SET EXERCISE ▸
Go through the entries below and collect each line with the string "Here" in it.

(Collection entries)
....

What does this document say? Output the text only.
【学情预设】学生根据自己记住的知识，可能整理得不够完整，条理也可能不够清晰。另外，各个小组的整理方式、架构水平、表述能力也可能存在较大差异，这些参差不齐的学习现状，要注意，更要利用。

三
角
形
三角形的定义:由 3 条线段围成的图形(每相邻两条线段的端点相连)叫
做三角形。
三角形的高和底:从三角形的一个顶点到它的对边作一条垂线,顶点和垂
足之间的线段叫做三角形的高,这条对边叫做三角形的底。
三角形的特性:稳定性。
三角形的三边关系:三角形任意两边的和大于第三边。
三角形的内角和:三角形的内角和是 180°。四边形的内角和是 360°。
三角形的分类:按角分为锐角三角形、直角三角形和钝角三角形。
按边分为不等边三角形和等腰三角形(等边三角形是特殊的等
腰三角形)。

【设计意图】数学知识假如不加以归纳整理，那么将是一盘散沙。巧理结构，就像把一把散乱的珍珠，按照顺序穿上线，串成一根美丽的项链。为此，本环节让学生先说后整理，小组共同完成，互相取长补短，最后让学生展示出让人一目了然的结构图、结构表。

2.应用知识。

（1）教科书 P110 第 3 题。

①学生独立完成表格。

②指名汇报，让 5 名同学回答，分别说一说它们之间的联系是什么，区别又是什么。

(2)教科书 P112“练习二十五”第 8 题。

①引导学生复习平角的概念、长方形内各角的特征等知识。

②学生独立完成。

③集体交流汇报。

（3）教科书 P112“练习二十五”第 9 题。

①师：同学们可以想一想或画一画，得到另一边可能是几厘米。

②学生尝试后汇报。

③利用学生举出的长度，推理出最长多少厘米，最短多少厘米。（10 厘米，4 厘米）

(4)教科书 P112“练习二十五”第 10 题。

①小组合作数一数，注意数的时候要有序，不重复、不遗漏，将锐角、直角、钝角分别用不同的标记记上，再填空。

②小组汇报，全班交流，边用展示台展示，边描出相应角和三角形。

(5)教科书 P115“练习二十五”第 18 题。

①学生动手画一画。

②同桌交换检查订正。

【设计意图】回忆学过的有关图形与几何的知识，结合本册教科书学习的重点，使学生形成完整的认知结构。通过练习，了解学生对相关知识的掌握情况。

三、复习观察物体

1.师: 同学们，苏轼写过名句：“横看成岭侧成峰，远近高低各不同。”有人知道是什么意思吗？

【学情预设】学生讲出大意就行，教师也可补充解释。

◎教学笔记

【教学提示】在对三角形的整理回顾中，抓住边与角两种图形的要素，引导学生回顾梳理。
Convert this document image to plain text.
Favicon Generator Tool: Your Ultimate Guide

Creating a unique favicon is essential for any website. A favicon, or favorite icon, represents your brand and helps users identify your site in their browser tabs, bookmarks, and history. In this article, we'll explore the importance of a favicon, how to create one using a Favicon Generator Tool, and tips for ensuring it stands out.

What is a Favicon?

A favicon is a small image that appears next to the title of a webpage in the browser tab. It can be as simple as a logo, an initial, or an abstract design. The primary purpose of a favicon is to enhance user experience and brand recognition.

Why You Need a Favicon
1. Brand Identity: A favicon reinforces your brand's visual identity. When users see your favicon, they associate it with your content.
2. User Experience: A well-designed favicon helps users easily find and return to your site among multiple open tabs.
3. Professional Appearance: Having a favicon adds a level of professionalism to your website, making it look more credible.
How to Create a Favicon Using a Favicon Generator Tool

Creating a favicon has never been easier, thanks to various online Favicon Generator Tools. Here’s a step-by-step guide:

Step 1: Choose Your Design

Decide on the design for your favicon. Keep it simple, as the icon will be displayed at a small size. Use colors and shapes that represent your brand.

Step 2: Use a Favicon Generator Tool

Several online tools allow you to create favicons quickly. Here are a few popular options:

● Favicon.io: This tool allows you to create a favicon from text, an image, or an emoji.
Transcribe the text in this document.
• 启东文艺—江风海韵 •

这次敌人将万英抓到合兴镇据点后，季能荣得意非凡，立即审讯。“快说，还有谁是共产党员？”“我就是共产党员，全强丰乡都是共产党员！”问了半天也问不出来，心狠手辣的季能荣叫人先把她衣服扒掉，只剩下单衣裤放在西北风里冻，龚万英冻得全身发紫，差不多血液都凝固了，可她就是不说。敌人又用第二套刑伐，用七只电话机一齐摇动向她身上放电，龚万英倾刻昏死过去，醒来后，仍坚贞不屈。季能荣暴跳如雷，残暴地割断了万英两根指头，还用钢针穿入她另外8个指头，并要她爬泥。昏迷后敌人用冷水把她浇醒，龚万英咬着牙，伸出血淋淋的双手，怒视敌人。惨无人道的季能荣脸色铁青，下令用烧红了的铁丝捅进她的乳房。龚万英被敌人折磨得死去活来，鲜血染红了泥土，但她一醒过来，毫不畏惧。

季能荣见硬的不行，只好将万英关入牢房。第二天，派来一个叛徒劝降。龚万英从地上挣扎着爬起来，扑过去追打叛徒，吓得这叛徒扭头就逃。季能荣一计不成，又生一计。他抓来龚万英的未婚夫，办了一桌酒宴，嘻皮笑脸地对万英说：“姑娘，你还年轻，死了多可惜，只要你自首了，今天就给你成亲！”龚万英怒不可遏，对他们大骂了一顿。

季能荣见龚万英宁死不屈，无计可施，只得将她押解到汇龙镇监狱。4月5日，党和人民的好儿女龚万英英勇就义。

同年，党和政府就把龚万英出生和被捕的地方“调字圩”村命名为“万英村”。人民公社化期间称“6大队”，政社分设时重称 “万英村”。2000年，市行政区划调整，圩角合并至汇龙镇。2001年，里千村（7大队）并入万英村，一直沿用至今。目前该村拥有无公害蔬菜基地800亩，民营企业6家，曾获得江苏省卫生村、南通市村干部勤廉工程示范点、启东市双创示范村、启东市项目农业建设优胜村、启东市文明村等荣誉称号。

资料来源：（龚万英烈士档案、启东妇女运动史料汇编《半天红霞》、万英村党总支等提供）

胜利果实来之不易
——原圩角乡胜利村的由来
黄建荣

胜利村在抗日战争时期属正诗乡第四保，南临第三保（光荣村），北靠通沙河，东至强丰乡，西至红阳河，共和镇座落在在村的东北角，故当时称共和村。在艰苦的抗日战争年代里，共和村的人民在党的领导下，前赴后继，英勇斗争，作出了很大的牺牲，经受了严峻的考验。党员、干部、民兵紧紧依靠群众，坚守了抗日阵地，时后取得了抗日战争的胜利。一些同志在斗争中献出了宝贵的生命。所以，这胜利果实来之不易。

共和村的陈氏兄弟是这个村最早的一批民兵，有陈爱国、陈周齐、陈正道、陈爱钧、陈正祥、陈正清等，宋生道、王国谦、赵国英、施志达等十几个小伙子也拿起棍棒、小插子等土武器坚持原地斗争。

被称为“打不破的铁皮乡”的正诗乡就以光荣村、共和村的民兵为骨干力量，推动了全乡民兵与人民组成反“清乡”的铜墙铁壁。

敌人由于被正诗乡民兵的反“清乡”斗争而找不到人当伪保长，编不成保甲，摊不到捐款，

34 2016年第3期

....

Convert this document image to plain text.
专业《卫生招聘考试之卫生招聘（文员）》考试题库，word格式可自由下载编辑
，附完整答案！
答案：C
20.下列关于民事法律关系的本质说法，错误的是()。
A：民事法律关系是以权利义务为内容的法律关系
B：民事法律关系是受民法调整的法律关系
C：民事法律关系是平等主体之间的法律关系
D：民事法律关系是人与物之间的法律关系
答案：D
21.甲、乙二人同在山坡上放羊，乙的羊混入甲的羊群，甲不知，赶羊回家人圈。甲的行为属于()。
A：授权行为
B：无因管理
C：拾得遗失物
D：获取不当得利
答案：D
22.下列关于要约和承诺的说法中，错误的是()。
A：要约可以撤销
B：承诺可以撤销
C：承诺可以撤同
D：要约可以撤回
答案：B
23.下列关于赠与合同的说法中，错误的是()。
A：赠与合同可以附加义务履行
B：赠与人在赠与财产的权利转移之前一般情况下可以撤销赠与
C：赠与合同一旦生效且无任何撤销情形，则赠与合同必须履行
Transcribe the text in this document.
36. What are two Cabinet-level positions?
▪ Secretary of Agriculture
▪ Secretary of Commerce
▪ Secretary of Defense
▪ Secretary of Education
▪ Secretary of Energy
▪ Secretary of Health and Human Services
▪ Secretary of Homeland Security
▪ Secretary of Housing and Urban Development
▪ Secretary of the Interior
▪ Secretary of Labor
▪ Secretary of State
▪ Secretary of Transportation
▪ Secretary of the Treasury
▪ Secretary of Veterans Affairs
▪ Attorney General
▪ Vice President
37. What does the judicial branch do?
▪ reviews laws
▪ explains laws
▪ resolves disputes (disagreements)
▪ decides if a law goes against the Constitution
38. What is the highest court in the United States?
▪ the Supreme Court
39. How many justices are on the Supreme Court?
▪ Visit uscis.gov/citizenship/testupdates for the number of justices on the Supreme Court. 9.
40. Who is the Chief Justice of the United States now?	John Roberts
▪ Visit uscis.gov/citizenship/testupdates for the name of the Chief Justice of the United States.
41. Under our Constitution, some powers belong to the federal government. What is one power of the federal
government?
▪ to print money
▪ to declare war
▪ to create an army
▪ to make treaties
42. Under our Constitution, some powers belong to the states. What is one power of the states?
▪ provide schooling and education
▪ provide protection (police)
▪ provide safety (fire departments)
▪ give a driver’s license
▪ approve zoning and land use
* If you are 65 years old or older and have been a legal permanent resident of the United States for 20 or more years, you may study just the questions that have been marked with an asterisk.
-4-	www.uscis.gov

....

CORRECT RESULT ▸
Creating a favicon has never been easier, thanks to various online Favicon Generator Tools. Here’s a step-by-step guide:
Several online tools allow you to create favicons quickly. Here are a few popular options:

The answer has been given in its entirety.